■ Written exercise ■
Each line containing the word "What" must be collected.

━━ Listed records

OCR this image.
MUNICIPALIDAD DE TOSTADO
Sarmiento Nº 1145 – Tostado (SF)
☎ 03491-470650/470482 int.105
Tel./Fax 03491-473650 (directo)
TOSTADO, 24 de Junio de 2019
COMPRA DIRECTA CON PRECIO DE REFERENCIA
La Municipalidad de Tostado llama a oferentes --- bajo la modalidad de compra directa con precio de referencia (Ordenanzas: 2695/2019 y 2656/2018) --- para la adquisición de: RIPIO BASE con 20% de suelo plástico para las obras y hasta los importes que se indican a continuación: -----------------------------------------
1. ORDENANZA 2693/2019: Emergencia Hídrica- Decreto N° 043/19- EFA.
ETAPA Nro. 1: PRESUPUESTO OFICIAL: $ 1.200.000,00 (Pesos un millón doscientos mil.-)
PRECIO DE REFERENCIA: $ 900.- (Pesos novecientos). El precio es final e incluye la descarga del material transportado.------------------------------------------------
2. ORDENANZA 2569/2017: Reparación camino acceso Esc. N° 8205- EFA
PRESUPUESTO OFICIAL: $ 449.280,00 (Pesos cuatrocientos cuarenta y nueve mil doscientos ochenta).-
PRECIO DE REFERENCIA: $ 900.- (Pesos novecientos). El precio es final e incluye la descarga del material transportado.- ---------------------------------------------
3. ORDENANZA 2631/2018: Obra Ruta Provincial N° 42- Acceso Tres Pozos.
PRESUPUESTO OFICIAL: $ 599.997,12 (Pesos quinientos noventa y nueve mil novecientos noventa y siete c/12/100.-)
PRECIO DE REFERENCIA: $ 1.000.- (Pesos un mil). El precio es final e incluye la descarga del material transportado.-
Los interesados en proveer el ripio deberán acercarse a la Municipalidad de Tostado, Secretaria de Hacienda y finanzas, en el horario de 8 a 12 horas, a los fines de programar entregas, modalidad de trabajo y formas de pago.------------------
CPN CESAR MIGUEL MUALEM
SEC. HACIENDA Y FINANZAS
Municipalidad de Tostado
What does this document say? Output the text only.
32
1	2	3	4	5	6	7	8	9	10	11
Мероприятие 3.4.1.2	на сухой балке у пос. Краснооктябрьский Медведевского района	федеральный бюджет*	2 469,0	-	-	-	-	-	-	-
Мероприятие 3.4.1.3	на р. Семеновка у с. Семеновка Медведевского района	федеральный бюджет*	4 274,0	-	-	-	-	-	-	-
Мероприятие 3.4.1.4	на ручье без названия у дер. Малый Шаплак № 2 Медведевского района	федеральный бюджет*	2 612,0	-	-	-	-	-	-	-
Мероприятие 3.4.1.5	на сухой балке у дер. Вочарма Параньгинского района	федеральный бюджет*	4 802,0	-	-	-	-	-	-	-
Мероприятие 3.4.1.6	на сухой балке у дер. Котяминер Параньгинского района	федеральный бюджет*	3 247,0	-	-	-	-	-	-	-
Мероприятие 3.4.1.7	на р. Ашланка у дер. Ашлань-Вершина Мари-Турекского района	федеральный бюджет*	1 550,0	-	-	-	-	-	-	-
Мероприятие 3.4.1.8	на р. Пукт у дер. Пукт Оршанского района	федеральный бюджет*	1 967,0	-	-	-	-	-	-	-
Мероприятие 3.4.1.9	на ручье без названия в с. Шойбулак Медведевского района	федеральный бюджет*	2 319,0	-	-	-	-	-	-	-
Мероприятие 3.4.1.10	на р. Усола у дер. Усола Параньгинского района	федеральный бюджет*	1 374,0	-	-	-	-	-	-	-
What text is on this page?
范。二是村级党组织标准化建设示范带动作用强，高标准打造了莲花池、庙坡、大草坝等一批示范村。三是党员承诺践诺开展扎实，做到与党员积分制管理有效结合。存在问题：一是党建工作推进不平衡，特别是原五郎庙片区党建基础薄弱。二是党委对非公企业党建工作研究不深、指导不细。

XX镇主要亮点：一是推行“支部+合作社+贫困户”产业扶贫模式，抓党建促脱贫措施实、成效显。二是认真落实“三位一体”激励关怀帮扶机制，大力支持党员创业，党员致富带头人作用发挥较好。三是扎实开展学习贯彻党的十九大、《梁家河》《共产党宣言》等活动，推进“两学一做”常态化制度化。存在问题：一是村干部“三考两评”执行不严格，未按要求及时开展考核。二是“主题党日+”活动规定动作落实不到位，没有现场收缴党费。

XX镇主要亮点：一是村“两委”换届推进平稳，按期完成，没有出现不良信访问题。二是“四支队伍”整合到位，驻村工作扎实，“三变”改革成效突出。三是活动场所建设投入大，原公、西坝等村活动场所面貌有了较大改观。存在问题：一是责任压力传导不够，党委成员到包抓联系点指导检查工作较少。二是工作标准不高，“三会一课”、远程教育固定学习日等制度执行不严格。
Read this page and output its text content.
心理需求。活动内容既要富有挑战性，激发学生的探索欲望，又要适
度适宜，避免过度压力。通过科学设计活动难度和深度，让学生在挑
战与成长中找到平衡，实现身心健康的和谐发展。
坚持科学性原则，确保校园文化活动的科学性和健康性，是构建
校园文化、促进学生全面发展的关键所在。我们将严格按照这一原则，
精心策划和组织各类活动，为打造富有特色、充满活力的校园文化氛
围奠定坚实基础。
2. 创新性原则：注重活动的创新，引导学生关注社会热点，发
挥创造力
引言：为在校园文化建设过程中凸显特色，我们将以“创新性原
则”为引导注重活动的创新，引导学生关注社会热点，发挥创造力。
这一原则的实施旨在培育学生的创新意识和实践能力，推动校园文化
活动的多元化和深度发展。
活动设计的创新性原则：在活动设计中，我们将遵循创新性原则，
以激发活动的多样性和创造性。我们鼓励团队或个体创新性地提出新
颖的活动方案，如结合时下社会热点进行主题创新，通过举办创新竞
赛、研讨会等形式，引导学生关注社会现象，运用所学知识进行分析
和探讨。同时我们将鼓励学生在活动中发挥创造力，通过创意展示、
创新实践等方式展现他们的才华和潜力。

━━━━

■ Correct response ■
What does this document say? Output the text only.
What text is on this page?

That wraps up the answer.